**WORK INSTRUCTIONS:** Reproduce the data exactly and drop any pictures it holds.

-------- DATASET EXTRACT --------

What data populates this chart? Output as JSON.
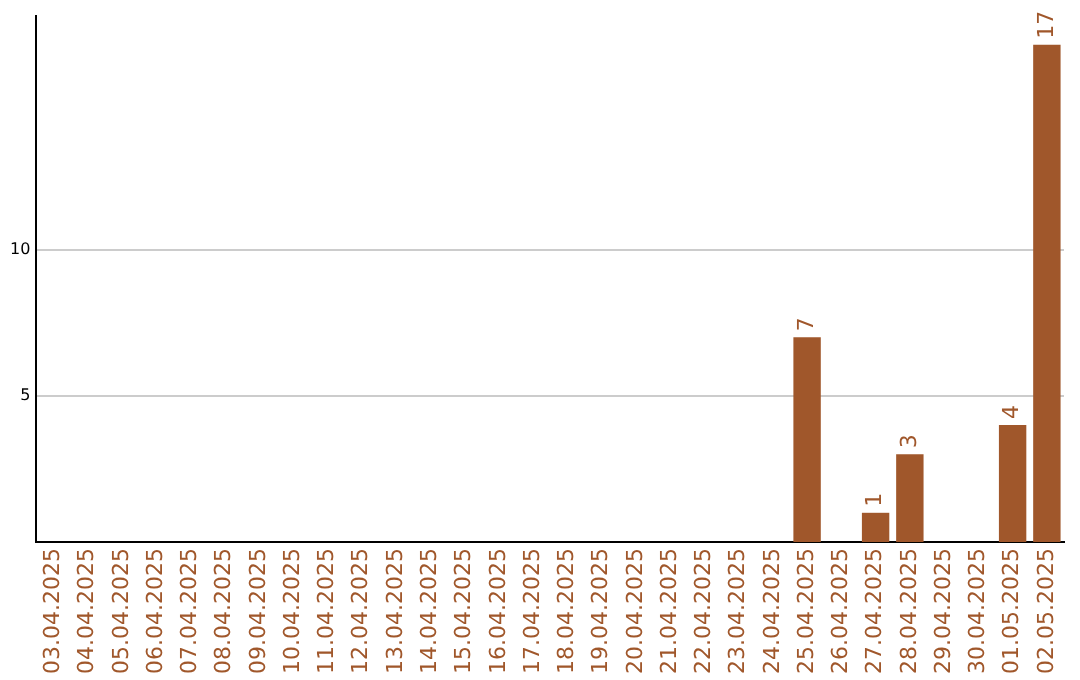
{
  "chart_data": {
    "type": "bar",
    "categories": [
      "03.04.2025",
      "04.04.2025",
      "05.04.2025",
      "06.04.2025",
      "07.04.2025",
      "08.04.2025",
      "09.04.2025",
      "10.04.2025",
      "11.04.2025",
      "12.04.2025",
      "13.04.2025",
      "14.04.2025",
      "15.04.2025",
      "16.04.2025",
      "17.04.2025",
      "18.04.2025",
      "19.04.2025",
      "20.04.2025",
      "21.04.2025",
      "22.04.2025",
      "23.04.2025",
      "24.04.2025",
      "25.04.2025",
      "26.04.2025",
      "27.04.2025",
      "28.04.2025",
      "29.04.2025",
      "30.04.2025",
      "01.05.2025",
      "02.05.2025"
    ],
    "values": [
      0,
      0,
      0,
      0,
      0,
      0,
      0,
      0,
      0,
      0,
      0,
      0,
      0,
      0,
      0,
      0,
      0,
      0,
      0,
      0,
      0,
      0,
      7,
      0,
      1,
      3,
      0,
      0,
      4,
      17
    ],
    "value_labels": [
      null,
      null,
      null,
      null,
      null,
      null,
      null,
      null,
      null,
      null,
      null,
      null,
      null,
      null,
      null,
      null,
      null,
      null,
      null,
      null,
      null,
      null,
      "7",
      null,
      "1",
      "3",
      null,
      null,
      "4",
      "17"
    ],
    "color": "#a0572b",
    "ylim": [
      0,
      18
    ],
    "yticks": [
      5,
      10
    ],
    "grid": "y"
  }
}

--------

**RESPONSE TO THIS EXERCISE:**
What data populates this chart? Output as JSON.
{
  "chart_data": {
    "type": "bar",
    "categories": [
      "03.04.2025",
      "04.04.2025",
      "05.04.2025",
      "06.04.2025",
      "07.04.2025",
      "08.04.2025",
      "09.04.2025",
      "10.04.2025",
      "11.04.2025",
      "12.04.2025",
      "13.04.2025",
      "14.04.2025",
      "15.04.2025",
      "16.04.2025",
      "17.04.2025",
      "18.04.2025",
      "19.04.2025",
      "20.04.2025",
      "21.04.2025",
      "22.04.2025",
      "23.04.2025",
      "24.04.2025",
      "25.04.2025",
      "26.04.2025",
      "27.04.2025",
      "28.04.2025",
      "29.04.2025",
      "30.04.2025",
      "01.05.2025",
      "02.05.2025"
    ],
    "values": [
      0,
      0,
      0,
      0,
      0,
      0,
      0,
      0,
      0,
      0,
      0,
      0,
      0,
      0,
      0,
      0,
      0,
      0,
      0,
      0,
      0,
      0,
      7,
      0,
      1,
      3,
      0,
      0,
      4,
      17
    ],
    "value_labels": [
      null,
      null,
      null,
      null,
      null,
      null,
      null,
      null,
      null,
      null,
      null,
      null,
      null,
      null,
      null,
      null,
      null,
      null,
      null,
      null,
      null,
      null,
      "7",
      null,
      "1",
      "3",
      null,
      null,
      "4",
      "17"
    ],
    "color": "#a0572b",
    "ylim": [
      0,
      18
    ],
    "yticks": [
      5,
      10
    ],
    "grid": "y"
  }
}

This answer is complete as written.